Print the entries below word for word; the pictures stay out of your copy.

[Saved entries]
────────────────
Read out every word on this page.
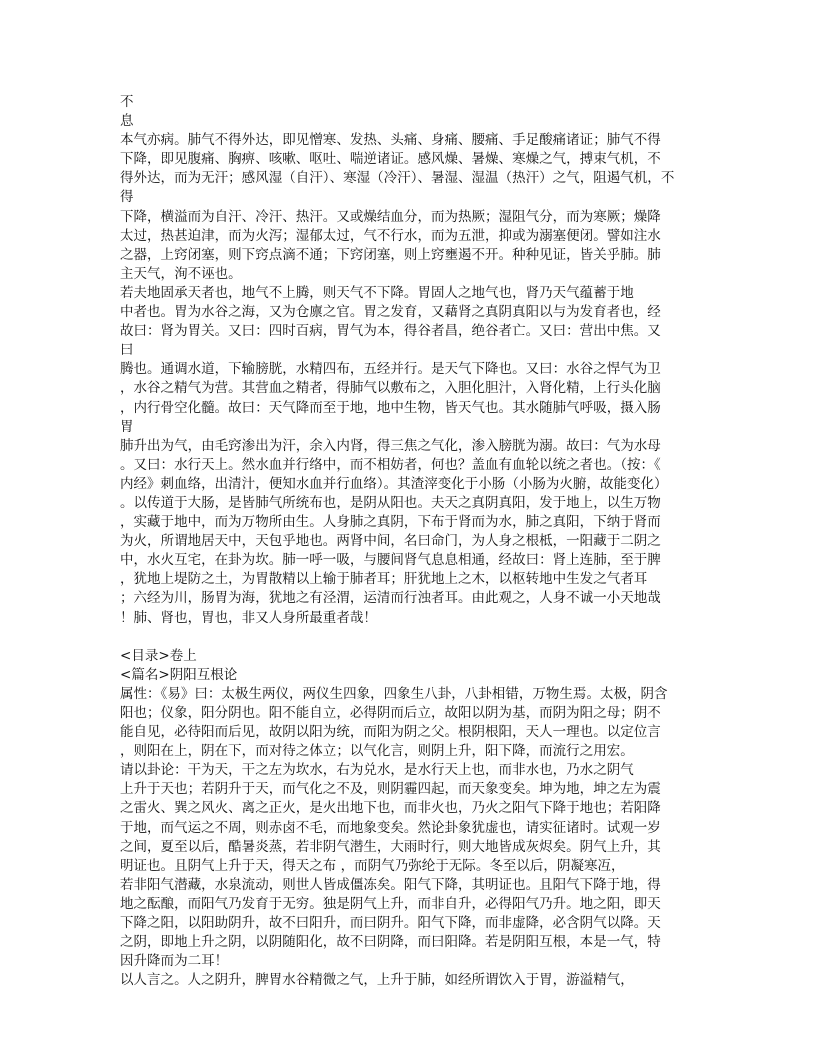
不
息
本气亦病。肺气不得外达，即见憎寒、发热、头痛、身痛、腰痛、手足酸痛诸证；肺气不得
下降，即见腹痛、胸痹、咳嗽、呕吐、喘逆诸证。感风燥、暑燥、寒燥之气，搏束气机，不
得外达，而为无汗；感风湿（自汗）、寒湿（冷汗）、暑湿、湿温（热汗）之气，阻遏气机，不
得
下降，横溢而为自汗、冷汗、热汗。又或燥结血分，而为热厥；湿阻气分，而为寒厥；燥降
太过，热甚迫津，而为火泻；湿郁太过，气不行水，而为五泄，抑或为溺塞便闭。譬如注水
之器，上窍闭塞，则下窍点滴不通；下窍闭塞，则上窍壅遏不开。种种见证，皆关乎肺。肺
主天气，洵不诬也。
若夫地固承天者也，地气不上腾，则天气不下降。胃固人之地气也，肾乃天气蕴蓄于地
中者也。胃为水谷之海，又为仓廪之官。胃之发育，又藉肾之真阴真阳以与为发育者也，经
故曰：肾为胃关。又曰：四时百病，胃气为本，得谷者昌，绝谷者亡。又曰：营出中焦。又
曰
腾也。通调水道，下输膀胱，水精四布，五经并行。是天气下降也。又曰：水谷之悍气为卫
，水谷之精气为营。其营血之精者，得肺气以敷布之，入胆化胆汁，入肾化精，上行头化脑
，内行骨空化髓。故曰：天气降而至于地，地中生物，皆天气也。其水随肺气呼吸，摄入肠
胃
肺升出为气，由毛窍渗出为汗，余入内肾，得三焦之气化，渗入膀胱为溺。故曰：气为水母
。又曰：水行天上。然水血并行络中，而不相妨者，何也？盖血有血轮以统之者也。（按：《
内经》刺血络，出清汁，便知水血并行血络）。其渣滓变化于小肠（小肠为火腑，故能变化）
。以传道于大肠，是皆肺气所统布也，是阴从阳也。夫天之真阴真阳，发于地上，以生万物
，实藏于地中，而为万物所由生。人身肺之真阴，下布于肾而为水，肺之真阳，下纳于肾而
为火，所谓地居天中，天包乎地也。两肾中间，名曰命门，为人身之根柢，一阳藏于二阴之
中，水火互宅，在卦为坎。肺一呼一吸，与腰间肾气息息相通，经故曰：肾上连肺，至于脾
，犹地上堤防之土，为胃散精以上输于肺者耳；肝犹地上之木，以枢转地中生发之气者耳
；六经为川，肠胃为海，犹地之有泾渭，运清而行浊者耳。由此观之，人身不诚一小天地哉
！肺、肾也，胃也，非又人身所最重者哉！
<目录>卷上
<篇名>阴阳互根论
属性：《易》曰：太极生两仪，两仪生四象，四象生八卦，八卦相错，万物生焉。太极，阴含
阳也；仪象，阳分阴也。阳不能自立，必得阴而后立，故阳以阴为基，而阴为阳之母；阴不
能自见，必待阳而后见，故阴以阳为统，而阳为阴之父。根阴根阳，天人一理也。以定位言
，则阳在上，阴在下，而对待之体立；以气化言，则阴上升，阳下降，而流行之用宏。
请以卦论：干为天，干之左为坎水，右为兑水，是水行天上也，而非水也，乃水之阴气
上升于天也；若阴升于天，而气化之不及，则阴霾四起，而天象变矣。坤为地，坤之左为震
之雷火、巽之风火、离之正火，是火出地下也，而非火也，乃火之阳气下降于地也；若阳降
于地，而气运之不周，则赤卤不毛，而地象变矣。然论卦象犹虚也，请实征诸时。试观一岁
之间，夏至以后，酷暑炎蒸，若非阴气潜生，大雨时行，则大地皆成灰烬矣。阴气上升，其
明证也。且阴气上升于天，得天之布 ，而阴气乃弥纶于无际。冬至以后，阴凝寒冱，
若非阳气潜藏，水泉流动，则世人皆成僵冻矣。阳气下降，其明证也。且阳气下降于地，得
地之酝酿，而阳气乃发育于无穷。独是阴气上升，而非自升，必得阳气乃升。地之阳，即天
下降之阳，以阳助阴升，故不曰阳升，而曰阴升。阳气下降，而非虚降，必含阴气以降。天
之阴，即地上升之阴，以阴随阳化，故不曰阴降，而曰阳降。若是阴阳互根，本是一气，特
因升降而为二耳！
以人言之。人之阴升，脾胃水谷精微之气，上升于肺，如经所谓饮入于胃，游溢精气，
────────────────
> [Solved problem]
Read out every word on this page.
不
息
本气亦病。肺气不得外达，即见憎寒、发热、头痛、身痛、腰痛、手足酸痛诸证；肺气不得
下降，即见腹痛、胸痹、咳嗽、呕吐、喘逆诸证。感风燥、暑燥、寒燥之气，搏束气机，不
得外达，而为无汗；感风湿（自汗）、寒湿（冷汗）、暑湿、湿温（热汗）之气，阻遏气机，不
得
下降，横溢而为自汗、冷汗、热汗。又或燥结血分，而为热厥；湿阻气分，而为寒厥；燥降
太过，热甚迫津，而为火泻；湿郁太过，气不行水，而为五泄，抑或为溺塞便闭。譬如注水
之器，上窍闭塞，则下窍点滴不通；下窍闭塞，则上窍壅遏不开。种种见证，皆关乎肺。肺
主天气，洵不诬也。
若夫地固承天者也，地气不上腾，则天气不下降。胃固人之地气也，肾乃天气蕴蓄于地
中者也。胃为水谷之海，又为仓廪之官。胃之发育，又藉肾之真阴真阳以与为发育者也，经
故曰：肾为胃关。又曰：四时百病，胃气为本，得谷者昌，绝谷者亡。又曰：营出中焦。又
曰
腾也。通调水道，下输膀胱，水精四布，五经并行。是天气下降也。又曰：水谷之悍气为卫
，水谷之精气为营。其营血之精者，得肺气以敷布之，入胆化胆汁，入肾化精，上行头化脑
，内行骨空化髓。故曰：天气降而至于地，地中生物，皆天气也。其水随肺气呼吸，摄入肠
胃
肺升出为气，由毛窍渗出为汗，余入内肾，得三焦之气化，渗入膀胱为溺。故曰：气为水母
。又曰：水行天上。然水血并行络中，而不相妨者，何也？盖血有血轮以统之者也。（按：《
内经》刺血络，出清汁，便知水血并行血络）。其渣滓变化于小肠（小肠为火腑，故能变化）
。以传道于大肠，是皆肺气所统布也，是阴从阳也。夫天之真阴真阳，发于地上，以生万物
，实藏于地中，而为万物所由生。人身肺之真阴，下布于肾而为水，肺之真阳，下纳于肾而
为火，所谓地居天中，天包乎地也。两肾中间，名曰命门，为人身之根柢，一阳藏于二阴之
中，水火互宅，在卦为坎。肺一呼一吸，与腰间肾气息息相通，经故曰：肾上连肺，至于脾
，犹地上堤防之土，为胃散精以上输于肺者耳；肝犹地上之木，以枢转地中生发之气者耳
；六经为川，肠胃为海，犹地之有泾渭，运清而行浊者耳。由此观之，人身不诚一小天地哉
！肺、肾也，胃也，非又人身所最重者哉！
<目录>卷上
<篇名>阴阳互根论
属性：《易》曰：太极生两仪，两仪生四象，四象生八卦，八卦相错，万物生焉。太极，阴含
阳也；仪象，阳分阴也。阳不能自立，必得阴而后立，故阳以阴为基，而阴为阳之母；阴不
能自见，必待阳而后见，故阴以阳为统，而阳为阴之父。根阴根阳，天人一理也。以定位言
，则阳在上，阴在下，而对待之体立；以气化言，则阴上升，阳下降，而流行之用宏。
请以卦论：干为天，干之左为坎水，右为兑水，是水行天上也，而非水也，乃水之阴气
上升于天也；若阴升于天，而气化之不及，则阴霾四起，而天象变矣。坤为地，坤之左为震
之雷火、巽之风火、离之正火，是火出地下也，而非火也，乃火之阳气下降于地也；若阳降
于地，而气运之不周，则赤卤不毛，而地象变矣。然论卦象犹虚也，请实征诸时。试观一岁
之间，夏至以后，酷暑炎蒸，若非阴气潜生，大雨时行，则大地皆成灰烬矣。阴气上升，其
明证也。且阴气上升于天，得天之布 ，而阴气乃弥纶于无际。冬至以后，阴凝寒冱，
若非阳气潜藏，水泉流动，则世人皆成僵冻矣。阳气下降，其明证也。且阳气下降于地，得
地之酝酿，而阳气乃发育于无穷。独是阴气上升，而非自升，必得阳气乃升。地之阳，即天
下降之阳，以阳助阴升，故不曰阳升，而曰阴升。阳气下降，而非虚降，必含阴气以降。天
之阴，即地上升之阴，以阴随阳化，故不曰阴降，而曰阳降。若是阴阳互根，本是一气，特
因升降而为二耳！
以人言之。人之阴升，脾胃水谷精微之气，上升于肺，如经所谓饮入于胃，游溢精气，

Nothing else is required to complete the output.